__EXERCISE BRIEF__: Filter out everything except lines holding "repaving".

───── ENTRIES SUPPLIED

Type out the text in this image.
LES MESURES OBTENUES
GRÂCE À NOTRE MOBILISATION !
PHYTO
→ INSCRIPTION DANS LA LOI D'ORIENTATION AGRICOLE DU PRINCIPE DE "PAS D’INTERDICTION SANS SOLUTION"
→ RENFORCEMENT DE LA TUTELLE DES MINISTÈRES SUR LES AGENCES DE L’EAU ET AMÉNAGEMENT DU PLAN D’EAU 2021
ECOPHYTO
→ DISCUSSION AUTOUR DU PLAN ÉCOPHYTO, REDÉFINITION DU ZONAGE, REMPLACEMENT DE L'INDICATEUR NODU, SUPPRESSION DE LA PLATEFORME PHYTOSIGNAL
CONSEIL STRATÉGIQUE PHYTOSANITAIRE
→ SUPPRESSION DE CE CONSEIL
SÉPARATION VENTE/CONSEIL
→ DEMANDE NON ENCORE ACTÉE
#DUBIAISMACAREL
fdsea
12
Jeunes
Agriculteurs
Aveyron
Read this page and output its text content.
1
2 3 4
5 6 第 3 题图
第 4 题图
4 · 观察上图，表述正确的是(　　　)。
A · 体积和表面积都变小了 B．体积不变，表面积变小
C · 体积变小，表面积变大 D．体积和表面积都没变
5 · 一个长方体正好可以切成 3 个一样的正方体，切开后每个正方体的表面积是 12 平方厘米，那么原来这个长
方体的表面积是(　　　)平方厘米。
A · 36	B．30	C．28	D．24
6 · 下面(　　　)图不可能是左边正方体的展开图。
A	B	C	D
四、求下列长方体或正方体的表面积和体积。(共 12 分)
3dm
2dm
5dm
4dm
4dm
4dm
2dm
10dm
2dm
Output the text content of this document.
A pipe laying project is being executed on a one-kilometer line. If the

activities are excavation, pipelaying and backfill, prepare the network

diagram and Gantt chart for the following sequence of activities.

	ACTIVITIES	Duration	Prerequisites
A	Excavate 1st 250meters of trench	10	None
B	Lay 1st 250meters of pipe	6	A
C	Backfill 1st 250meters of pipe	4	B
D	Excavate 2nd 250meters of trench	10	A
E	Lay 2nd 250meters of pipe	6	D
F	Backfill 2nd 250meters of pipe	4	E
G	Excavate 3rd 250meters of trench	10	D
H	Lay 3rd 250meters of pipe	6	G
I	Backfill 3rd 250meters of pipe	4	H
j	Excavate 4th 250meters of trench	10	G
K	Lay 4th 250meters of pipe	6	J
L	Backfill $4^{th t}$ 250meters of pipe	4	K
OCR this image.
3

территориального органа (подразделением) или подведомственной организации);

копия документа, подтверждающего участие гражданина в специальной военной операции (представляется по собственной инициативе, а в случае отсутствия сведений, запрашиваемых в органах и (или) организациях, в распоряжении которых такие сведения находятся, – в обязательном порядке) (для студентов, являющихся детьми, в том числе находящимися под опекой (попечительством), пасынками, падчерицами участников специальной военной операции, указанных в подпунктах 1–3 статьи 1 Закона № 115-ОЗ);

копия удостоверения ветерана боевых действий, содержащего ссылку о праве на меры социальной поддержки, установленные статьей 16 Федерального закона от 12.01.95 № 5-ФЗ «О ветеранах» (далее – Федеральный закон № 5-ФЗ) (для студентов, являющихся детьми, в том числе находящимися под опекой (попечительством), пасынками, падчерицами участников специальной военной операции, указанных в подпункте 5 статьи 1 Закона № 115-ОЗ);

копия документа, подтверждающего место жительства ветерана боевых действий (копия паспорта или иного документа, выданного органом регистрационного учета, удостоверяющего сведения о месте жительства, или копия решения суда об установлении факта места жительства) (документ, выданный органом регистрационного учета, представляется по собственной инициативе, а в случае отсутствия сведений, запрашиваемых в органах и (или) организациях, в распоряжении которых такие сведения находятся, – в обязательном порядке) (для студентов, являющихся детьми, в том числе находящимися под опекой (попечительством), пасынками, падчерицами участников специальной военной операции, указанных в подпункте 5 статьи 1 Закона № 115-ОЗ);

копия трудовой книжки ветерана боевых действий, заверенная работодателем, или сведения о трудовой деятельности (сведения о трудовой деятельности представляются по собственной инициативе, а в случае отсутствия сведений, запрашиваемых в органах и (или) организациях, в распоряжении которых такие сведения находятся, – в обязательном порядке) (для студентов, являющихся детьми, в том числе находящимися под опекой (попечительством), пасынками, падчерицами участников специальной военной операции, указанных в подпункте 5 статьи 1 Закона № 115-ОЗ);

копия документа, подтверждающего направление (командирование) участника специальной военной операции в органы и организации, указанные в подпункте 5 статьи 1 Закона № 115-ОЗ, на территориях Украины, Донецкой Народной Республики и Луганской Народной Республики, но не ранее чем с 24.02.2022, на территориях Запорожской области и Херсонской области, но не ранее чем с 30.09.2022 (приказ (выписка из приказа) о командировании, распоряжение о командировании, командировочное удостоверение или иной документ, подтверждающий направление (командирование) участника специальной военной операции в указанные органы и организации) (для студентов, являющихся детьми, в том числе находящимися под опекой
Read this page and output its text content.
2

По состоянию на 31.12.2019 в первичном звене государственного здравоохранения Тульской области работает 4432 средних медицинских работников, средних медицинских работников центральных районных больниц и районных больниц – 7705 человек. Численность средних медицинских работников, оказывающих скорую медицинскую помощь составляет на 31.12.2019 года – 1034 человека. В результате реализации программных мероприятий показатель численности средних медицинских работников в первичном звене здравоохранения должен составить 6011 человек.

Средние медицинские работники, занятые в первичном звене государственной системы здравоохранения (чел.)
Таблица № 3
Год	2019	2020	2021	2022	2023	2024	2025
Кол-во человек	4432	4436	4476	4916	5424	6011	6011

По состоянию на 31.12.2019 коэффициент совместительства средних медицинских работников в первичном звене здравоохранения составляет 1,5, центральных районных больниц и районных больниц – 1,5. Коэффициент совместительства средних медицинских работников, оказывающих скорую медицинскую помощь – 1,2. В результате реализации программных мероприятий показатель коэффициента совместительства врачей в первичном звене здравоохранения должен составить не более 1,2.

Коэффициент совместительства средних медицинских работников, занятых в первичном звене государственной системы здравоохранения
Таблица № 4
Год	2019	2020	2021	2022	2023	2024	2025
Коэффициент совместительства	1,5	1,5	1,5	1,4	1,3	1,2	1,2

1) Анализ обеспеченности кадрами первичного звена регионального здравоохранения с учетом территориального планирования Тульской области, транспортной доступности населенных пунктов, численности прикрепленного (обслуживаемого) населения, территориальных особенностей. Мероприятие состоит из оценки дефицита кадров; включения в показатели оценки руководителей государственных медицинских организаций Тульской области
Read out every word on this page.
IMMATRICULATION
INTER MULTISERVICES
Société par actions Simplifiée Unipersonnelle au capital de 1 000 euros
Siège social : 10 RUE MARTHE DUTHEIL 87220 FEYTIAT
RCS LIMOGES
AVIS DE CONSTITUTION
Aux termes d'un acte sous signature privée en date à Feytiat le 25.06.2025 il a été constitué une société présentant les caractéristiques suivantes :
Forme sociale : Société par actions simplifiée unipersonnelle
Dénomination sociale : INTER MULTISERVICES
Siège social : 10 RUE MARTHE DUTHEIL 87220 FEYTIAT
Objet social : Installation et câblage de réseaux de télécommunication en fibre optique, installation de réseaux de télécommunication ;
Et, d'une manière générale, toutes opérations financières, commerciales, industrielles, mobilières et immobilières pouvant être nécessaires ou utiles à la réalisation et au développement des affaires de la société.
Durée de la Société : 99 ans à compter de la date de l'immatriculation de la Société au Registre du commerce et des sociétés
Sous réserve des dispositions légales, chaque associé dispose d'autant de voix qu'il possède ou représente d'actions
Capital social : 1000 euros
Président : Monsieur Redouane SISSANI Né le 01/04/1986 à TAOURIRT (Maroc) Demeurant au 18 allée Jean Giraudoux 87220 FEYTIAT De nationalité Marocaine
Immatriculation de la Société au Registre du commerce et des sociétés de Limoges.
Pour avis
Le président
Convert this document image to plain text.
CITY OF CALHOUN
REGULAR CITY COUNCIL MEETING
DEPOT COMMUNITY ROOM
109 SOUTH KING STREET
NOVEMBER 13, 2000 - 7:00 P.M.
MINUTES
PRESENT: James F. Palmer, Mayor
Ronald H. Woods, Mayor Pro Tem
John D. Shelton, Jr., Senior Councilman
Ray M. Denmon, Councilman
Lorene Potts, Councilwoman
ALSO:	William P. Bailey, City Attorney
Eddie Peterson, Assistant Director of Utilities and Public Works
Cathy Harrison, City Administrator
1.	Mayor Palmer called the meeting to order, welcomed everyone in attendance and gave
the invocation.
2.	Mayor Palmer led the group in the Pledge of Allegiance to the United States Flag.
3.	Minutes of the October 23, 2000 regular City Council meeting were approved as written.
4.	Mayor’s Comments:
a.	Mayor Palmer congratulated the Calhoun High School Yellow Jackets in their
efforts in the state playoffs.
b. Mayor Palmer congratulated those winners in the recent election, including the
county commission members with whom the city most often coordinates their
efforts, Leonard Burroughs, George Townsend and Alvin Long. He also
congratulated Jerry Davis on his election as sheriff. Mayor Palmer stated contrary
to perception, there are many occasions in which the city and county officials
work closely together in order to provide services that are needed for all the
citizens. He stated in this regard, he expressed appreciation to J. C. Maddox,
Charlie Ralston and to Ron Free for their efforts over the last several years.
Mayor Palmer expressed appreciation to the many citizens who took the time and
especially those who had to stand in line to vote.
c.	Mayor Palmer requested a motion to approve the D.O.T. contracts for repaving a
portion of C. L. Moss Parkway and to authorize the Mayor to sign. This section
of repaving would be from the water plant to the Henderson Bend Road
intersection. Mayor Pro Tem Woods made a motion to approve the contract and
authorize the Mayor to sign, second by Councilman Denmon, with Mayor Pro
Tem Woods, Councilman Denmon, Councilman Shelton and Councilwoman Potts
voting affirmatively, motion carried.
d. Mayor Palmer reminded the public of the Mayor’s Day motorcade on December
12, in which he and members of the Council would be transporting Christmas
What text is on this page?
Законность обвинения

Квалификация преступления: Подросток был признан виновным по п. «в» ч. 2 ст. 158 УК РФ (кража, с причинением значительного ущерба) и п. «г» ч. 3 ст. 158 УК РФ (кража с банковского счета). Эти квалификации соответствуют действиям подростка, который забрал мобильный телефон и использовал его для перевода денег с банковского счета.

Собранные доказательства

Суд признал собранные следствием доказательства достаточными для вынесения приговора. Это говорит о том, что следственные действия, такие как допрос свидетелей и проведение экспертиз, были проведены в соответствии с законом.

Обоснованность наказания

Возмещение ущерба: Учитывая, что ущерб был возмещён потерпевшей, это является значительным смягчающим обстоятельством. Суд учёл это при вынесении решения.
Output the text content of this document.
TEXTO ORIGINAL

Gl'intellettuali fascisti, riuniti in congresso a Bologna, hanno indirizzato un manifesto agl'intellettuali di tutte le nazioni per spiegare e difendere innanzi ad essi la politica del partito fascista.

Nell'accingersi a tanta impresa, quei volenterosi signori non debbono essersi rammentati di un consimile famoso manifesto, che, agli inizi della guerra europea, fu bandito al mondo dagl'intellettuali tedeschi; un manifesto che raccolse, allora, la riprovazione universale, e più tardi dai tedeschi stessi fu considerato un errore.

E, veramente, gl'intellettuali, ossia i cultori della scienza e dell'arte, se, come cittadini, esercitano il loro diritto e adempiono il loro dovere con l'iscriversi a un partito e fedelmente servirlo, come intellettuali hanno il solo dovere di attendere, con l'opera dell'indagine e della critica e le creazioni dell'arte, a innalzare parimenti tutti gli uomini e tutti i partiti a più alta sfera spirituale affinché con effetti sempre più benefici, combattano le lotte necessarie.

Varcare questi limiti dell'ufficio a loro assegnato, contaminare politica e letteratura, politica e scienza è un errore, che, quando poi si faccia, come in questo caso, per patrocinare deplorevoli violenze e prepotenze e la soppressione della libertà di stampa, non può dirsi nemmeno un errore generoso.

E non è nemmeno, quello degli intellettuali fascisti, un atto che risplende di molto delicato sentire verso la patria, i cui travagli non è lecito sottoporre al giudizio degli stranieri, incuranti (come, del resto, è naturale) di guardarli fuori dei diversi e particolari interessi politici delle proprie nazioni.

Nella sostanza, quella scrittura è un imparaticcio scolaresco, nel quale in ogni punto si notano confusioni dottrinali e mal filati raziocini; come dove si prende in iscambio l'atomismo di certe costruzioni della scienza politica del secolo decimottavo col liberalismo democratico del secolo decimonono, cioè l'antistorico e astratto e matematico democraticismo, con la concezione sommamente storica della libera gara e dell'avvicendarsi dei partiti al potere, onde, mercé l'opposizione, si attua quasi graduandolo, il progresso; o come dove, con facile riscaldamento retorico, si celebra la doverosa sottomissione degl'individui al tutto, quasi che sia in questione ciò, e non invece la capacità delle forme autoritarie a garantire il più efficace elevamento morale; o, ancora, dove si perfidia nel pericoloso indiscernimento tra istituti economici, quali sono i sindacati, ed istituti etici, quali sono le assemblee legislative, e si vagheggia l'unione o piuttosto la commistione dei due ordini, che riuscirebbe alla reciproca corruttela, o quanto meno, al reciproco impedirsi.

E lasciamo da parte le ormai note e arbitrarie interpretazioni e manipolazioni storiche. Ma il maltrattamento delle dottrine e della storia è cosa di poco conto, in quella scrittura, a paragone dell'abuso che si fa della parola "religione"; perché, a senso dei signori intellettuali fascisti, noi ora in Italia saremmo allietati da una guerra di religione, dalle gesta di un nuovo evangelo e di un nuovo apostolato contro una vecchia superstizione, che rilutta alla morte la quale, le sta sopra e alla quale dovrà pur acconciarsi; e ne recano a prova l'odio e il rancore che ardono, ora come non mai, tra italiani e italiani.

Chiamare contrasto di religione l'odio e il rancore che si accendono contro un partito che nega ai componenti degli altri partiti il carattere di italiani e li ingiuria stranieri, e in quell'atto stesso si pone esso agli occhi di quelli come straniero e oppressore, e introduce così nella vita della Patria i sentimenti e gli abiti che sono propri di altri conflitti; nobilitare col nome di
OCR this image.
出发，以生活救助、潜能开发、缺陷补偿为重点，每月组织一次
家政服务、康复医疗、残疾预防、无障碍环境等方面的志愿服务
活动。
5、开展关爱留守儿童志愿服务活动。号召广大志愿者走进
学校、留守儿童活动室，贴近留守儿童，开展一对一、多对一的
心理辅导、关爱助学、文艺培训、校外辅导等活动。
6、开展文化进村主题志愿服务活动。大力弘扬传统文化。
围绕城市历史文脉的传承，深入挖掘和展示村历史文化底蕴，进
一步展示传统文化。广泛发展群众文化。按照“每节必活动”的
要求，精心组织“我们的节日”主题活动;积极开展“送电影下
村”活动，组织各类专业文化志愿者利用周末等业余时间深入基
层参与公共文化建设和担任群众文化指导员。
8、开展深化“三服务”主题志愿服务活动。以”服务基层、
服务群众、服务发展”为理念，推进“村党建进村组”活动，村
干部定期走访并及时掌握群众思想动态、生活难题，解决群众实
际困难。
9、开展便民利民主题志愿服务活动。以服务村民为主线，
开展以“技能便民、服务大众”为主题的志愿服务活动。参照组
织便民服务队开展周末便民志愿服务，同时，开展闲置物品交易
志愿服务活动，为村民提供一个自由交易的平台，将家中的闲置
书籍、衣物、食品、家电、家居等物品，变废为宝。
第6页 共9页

──────────

__FULL OUTPUT__:
c.	Mayor Palmer requested a motion to approve the D.O.T. contracts for repaving a
of repaving would be from the water plant to the Henderson Bend Road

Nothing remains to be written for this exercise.